Copy out the lines of the listing below from the line with "subject-row[interactable]: 標題： 我是標題" to the line with "plus-circle-icon[interactable] — [1018, 561, 1100, 643]", both included, character for character.
— Start —
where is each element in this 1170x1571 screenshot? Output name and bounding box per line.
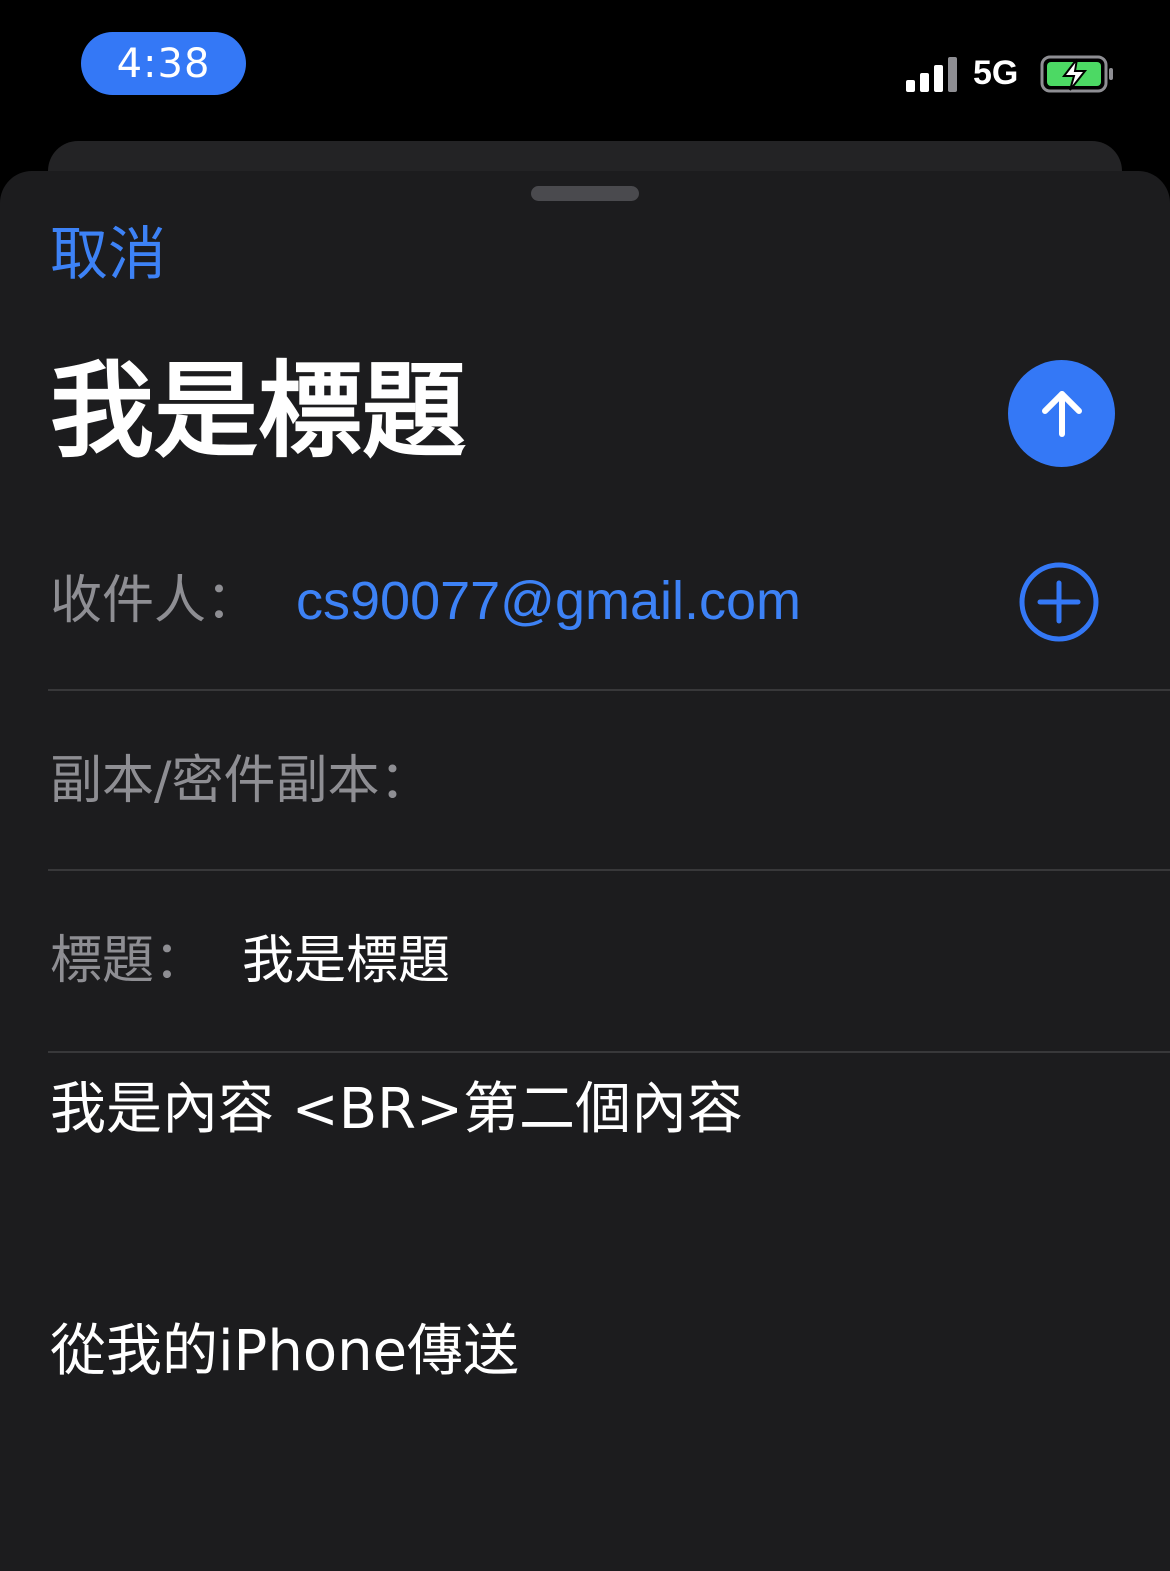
subject-row[interactable]: 標題： 我是標題 — [48, 871, 1170, 1053]
to-label: 收件人： — [50, 571, 259, 631]
battery-charging-icon — [1040, 55, 1116, 97]
send-button[interactable] — [1008, 360, 1115, 467]
sheet-grabber[interactable] — [531, 186, 639, 201]
cellular-signal-icon — [906, 56, 960, 92]
cc-bcc-row[interactable]: 副本/密件副本： — [48, 691, 1170, 871]
status-bar: 4:38 5G — [0, 0, 1170, 140]
cc-bcc-label: 副本/密件副本： — [50, 751, 432, 811]
signature[interactable]: 從我的iPhone傳送 — [50, 1317, 519, 1387]
recipient-chip[interactable]: cs90077@gmail.com — [296, 569, 801, 633]
to-row[interactable]: 收件人： cs90077@gmail.com — [48, 511, 1170, 691]
subject-label: 標題： — [50, 931, 207, 991]
compose-sheet: 取消 我是標題 收件人： cs90077@gmail.com 副本/密件副本： … — [0, 171, 1170, 1571]
network-type: 5G — [973, 54, 1019, 92]
status-time[interactable]: 4:38 — [81, 32, 246, 95]
plus-circle-icon[interactable] — [1018, 561, 1100, 643]
message-body[interactable]: 我是內容 <BR>第二個內容 — [50, 1075, 743, 1145]
arrow-up-icon — [1041, 390, 1082, 437]
subject-field[interactable]: 我是標題 — [242, 929, 450, 993]
cancel-button[interactable]: 取消 — [50, 219, 166, 289]
compose-title: 我是標題 — [50, 350, 467, 472]
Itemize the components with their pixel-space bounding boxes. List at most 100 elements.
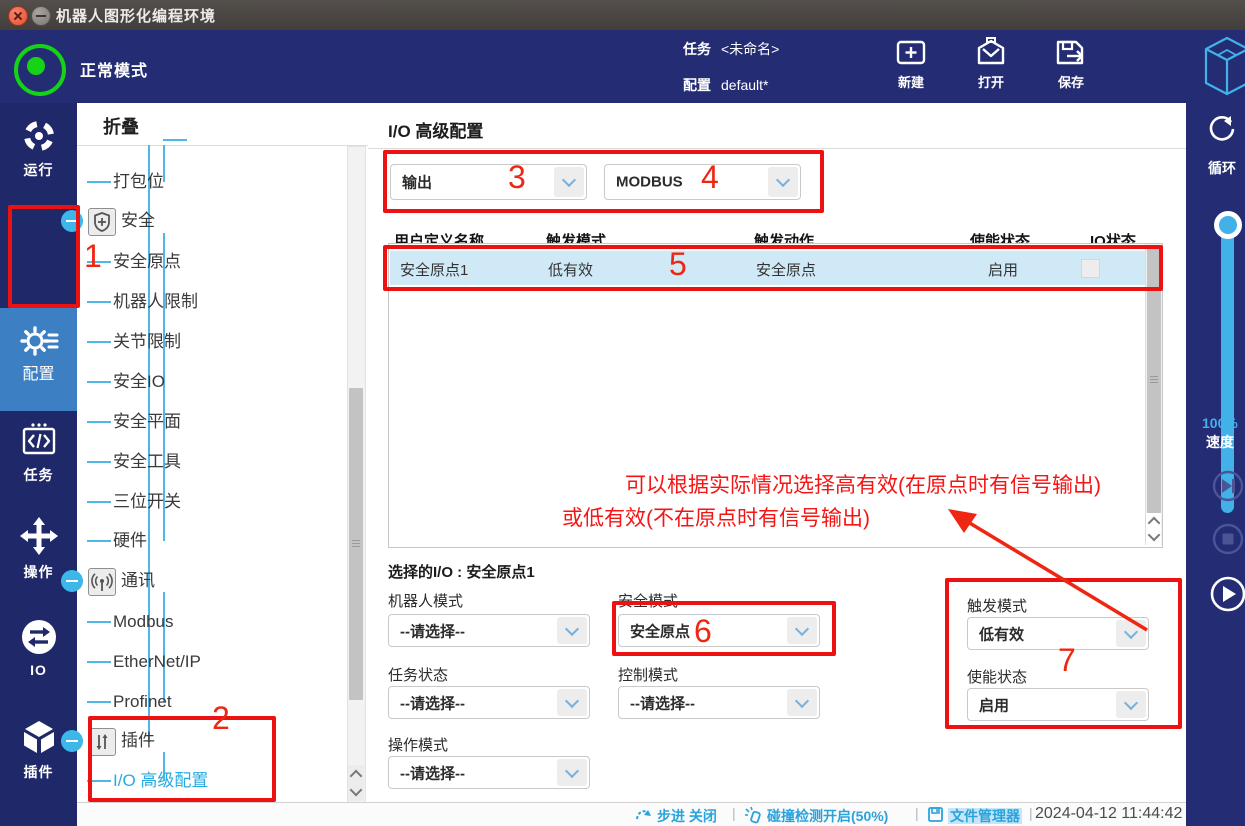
— End —
- [Completed task]
subject-row[interactable]: 標題： 我是標題 — [48, 871, 1170, 1053]
to-label: 收件人： — [50, 571, 259, 631]
battery-charging-icon — [1040, 55, 1116, 97]
send-button[interactable] — [1008, 360, 1115, 467]
sheet-grabber[interactable] — [531, 186, 639, 201]
cellular-signal-icon — [906, 56, 960, 92]
cc-bcc-row[interactable]: 副本/密件副本： — [48, 691, 1170, 871]
status-bar: 4:38 5G — [0, 0, 1170, 140]
cc-bcc-label: 副本/密件副本： — [50, 751, 432, 811]
signature[interactable]: 從我的iPhone傳送 — [50, 1317, 519, 1387]
recipient-chip[interactable]: cs90077@gmail.com — [296, 569, 801, 633]
to-row[interactable]: 收件人： cs90077@gmail.com — [48, 511, 1170, 691]
subject-label: 標題： — [50, 931, 207, 991]
compose-sheet: 取消 我是標題 收件人： cs90077@gmail.com 副本/密件副本： … — [0, 171, 1170, 1571]
network-type: 5G — [973, 54, 1019, 92]
status-time[interactable]: 4:38 — [81, 32, 246, 95]
plus-circle-icon[interactable] — [1018, 561, 1100, 643]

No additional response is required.